### THE TASK
Would you transcribe the whole listing exactly, minus its pictures?

[Recorded data]
· · · · ·
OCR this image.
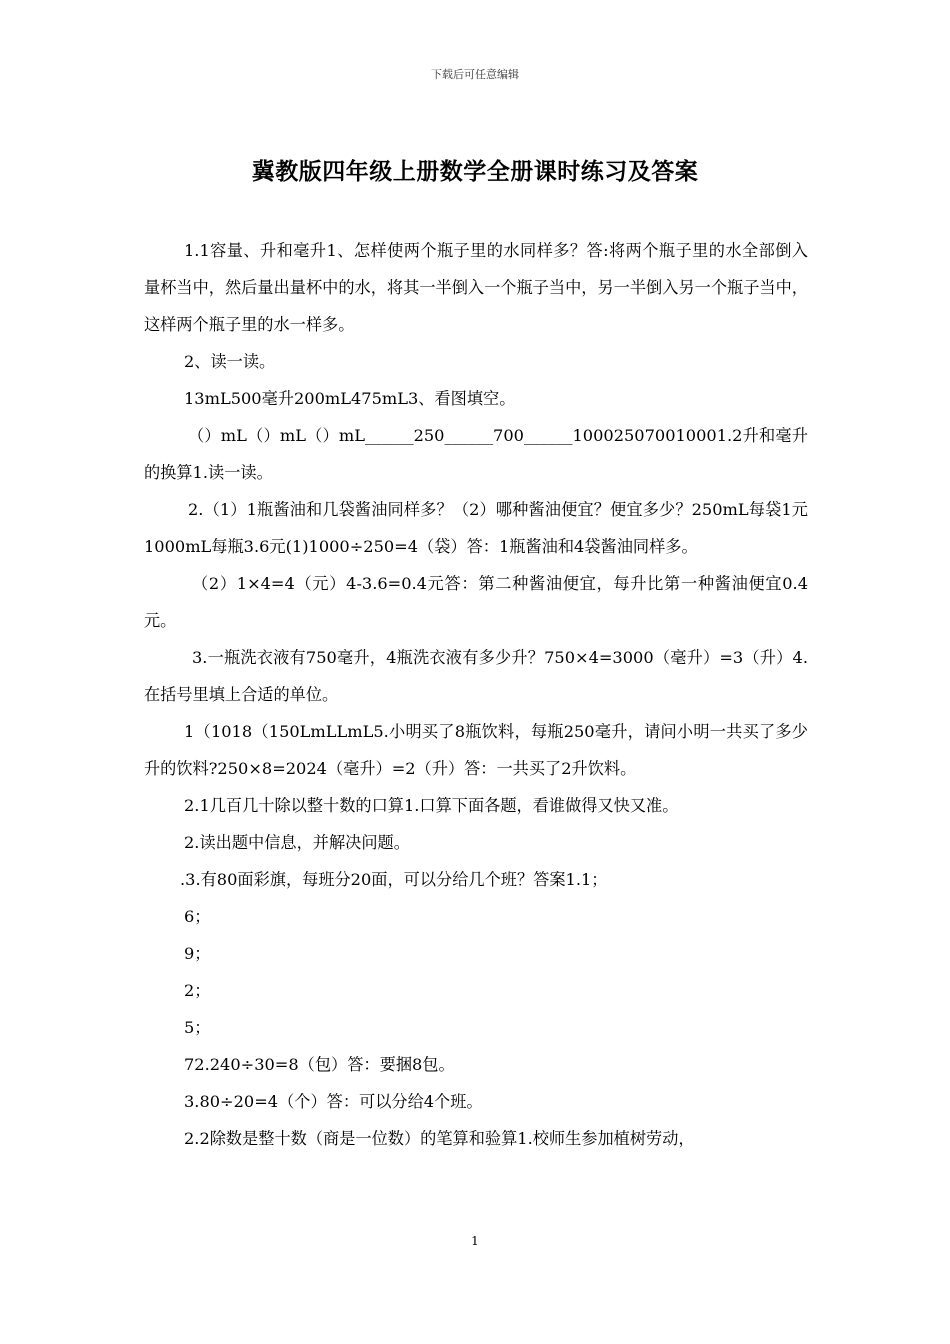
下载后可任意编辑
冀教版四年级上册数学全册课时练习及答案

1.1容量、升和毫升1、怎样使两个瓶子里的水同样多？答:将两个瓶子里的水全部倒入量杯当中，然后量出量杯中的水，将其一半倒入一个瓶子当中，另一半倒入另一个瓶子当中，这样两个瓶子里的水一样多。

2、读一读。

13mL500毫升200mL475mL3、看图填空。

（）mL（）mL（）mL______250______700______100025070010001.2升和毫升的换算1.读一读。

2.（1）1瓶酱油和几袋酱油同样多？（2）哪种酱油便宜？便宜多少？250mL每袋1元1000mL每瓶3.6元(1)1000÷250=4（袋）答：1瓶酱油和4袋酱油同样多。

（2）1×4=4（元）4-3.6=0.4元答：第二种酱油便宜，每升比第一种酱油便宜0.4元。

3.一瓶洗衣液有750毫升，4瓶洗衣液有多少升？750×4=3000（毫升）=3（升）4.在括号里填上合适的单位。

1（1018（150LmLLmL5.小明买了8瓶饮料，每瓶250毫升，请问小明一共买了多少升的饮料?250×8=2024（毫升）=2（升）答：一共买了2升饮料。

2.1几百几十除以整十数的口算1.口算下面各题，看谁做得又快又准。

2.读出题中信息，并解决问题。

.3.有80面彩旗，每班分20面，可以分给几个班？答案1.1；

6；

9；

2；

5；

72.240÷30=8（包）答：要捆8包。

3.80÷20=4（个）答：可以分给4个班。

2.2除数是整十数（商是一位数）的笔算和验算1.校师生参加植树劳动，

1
· · · · ·
### ANSWER TO THE TASK
OCR this image.
下载后可任意编辑
冀教版四年级上册数学全册课时练习及答案

1.1容量、升和毫升1、怎样使两个瓶子里的水同样多？答:将两个瓶子里的水全部倒入量杯当中，然后量出量杯中的水，将其一半倒入一个瓶子当中，另一半倒入另一个瓶子当中，这样两个瓶子里的水一样多。

2、读一读。

13mL500毫升200mL475mL3、看图填空。

（）mL（）mL（）mL______250______700______100025070010001.2升和毫升的换算1.读一读。

2.（1）1瓶酱油和几袋酱油同样多？（2）哪种酱油便宜？便宜多少？250mL每袋1元1000mL每瓶3.6元(1)1000÷250=4（袋）答：1瓶酱油和4袋酱油同样多。

（2）1×4=4（元）4-3.6=0.4元答：第二种酱油便宜，每升比第一种酱油便宜0.4元。

3.一瓶洗衣液有750毫升，4瓶洗衣液有多少升？750×4=3000（毫升）=3（升）4.在括号里填上合适的单位。

1（1018（150LmLLmL5.小明买了8瓶饮料，每瓶250毫升，请问小明一共买了多少升的饮料?250×8=2024（毫升）=2（升）答：一共买了2升饮料。

2.1几百几十除以整十数的口算1.口算下面各题，看谁做得又快又准。

2.读出题中信息，并解决问题。

.3.有80面彩旗，每班分20面，可以分给几个班？答案1.1；

6；

9；

2；

5；

72.240÷30=8（包）答：要捆8包。

3.80÷20=4（个）答：可以分给4个班。

2.2除数是整十数（商是一位数）的笔算和验算1.校师生参加植树劳动，

1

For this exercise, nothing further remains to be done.